__What is expected__: Collect each line of the records containing the string "Last".

__Provided information__:
________________________________________
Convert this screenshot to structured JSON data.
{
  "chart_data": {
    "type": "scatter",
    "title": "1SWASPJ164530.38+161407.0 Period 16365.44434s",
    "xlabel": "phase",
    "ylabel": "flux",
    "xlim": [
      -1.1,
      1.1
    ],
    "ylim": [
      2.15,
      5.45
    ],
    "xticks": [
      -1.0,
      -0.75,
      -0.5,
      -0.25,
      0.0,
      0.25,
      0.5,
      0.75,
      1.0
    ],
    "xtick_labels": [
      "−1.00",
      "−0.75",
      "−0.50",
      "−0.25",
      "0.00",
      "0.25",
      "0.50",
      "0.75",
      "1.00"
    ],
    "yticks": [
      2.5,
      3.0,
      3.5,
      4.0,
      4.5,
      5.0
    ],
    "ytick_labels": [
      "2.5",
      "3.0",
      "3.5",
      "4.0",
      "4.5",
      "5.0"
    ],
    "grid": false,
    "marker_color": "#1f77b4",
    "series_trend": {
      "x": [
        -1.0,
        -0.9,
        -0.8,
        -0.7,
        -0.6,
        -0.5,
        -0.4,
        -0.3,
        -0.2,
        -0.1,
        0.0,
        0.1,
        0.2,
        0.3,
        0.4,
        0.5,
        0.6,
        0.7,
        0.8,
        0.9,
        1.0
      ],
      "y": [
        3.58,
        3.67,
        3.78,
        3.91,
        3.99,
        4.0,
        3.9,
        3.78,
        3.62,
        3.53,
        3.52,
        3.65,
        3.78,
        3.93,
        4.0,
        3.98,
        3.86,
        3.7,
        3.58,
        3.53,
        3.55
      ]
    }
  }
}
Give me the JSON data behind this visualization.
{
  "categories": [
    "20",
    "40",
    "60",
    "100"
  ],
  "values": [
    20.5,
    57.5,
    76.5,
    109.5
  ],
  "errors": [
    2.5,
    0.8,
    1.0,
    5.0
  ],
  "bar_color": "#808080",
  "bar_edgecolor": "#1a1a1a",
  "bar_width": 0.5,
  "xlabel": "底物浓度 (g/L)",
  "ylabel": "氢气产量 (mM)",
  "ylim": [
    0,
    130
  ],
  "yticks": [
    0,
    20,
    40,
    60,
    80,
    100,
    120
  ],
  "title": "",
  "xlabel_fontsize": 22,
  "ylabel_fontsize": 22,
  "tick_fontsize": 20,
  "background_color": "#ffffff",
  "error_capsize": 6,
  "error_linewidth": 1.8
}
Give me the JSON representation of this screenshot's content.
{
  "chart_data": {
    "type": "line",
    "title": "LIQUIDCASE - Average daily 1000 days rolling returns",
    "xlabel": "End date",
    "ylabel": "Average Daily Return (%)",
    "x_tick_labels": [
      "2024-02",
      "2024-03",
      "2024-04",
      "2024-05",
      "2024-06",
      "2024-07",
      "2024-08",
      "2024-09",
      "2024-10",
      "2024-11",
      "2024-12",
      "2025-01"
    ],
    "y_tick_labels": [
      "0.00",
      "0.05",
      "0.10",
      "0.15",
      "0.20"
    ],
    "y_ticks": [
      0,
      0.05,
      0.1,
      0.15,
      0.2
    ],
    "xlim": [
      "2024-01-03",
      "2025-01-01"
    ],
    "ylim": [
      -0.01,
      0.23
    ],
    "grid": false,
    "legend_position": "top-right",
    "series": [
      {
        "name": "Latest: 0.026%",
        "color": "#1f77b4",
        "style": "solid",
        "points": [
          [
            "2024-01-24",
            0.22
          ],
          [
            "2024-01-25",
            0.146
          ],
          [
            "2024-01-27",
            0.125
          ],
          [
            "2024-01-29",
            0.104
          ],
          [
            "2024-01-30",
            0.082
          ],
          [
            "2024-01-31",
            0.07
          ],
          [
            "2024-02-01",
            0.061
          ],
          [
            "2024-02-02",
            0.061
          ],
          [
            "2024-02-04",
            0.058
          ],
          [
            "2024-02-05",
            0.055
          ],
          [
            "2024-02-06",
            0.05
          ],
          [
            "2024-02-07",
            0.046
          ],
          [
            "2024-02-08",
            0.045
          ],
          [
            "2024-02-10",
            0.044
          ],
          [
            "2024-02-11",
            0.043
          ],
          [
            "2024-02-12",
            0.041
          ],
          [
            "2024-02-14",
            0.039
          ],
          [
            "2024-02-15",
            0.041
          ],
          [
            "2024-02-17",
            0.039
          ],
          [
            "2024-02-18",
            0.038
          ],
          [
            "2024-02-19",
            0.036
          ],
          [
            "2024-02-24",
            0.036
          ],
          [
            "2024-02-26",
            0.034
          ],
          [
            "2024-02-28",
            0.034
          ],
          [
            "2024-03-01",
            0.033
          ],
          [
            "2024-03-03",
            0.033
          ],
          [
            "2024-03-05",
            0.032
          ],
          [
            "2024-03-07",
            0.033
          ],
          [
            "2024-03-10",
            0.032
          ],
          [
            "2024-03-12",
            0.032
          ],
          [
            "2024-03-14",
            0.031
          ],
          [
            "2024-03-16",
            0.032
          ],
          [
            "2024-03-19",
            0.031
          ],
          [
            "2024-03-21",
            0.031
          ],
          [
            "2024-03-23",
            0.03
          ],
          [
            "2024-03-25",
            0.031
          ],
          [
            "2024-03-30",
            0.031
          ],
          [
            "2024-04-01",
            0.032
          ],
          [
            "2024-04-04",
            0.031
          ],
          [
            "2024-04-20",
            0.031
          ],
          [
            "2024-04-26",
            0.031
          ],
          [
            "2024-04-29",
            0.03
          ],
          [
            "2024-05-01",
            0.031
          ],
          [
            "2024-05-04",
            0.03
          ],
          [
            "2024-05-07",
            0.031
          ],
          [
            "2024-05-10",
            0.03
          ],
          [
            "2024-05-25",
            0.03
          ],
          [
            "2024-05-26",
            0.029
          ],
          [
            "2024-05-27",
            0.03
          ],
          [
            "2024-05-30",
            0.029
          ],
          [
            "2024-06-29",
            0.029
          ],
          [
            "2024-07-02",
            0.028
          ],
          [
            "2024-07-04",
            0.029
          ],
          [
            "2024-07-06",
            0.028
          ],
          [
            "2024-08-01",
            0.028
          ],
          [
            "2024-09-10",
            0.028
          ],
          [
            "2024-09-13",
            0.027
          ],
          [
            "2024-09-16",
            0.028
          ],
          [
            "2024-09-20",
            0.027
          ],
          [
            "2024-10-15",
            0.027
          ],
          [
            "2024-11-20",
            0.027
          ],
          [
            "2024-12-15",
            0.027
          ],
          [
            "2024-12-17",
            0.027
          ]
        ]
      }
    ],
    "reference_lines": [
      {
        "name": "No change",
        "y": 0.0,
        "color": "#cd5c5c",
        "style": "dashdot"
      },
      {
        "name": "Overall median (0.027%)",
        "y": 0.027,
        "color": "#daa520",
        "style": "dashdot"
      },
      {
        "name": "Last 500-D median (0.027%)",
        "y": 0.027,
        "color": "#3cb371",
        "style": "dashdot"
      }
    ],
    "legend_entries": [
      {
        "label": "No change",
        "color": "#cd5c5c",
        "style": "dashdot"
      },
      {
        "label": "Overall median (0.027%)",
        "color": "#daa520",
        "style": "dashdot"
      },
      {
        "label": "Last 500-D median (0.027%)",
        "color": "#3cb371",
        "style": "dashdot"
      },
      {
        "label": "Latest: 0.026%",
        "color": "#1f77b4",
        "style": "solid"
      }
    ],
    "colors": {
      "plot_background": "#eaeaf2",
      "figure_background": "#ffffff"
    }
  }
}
________________________________________
__Answer to this exercise__:
        "name": "Last 500-D median (0.027%)",
        "label": "Last 500-D median (0.027%)",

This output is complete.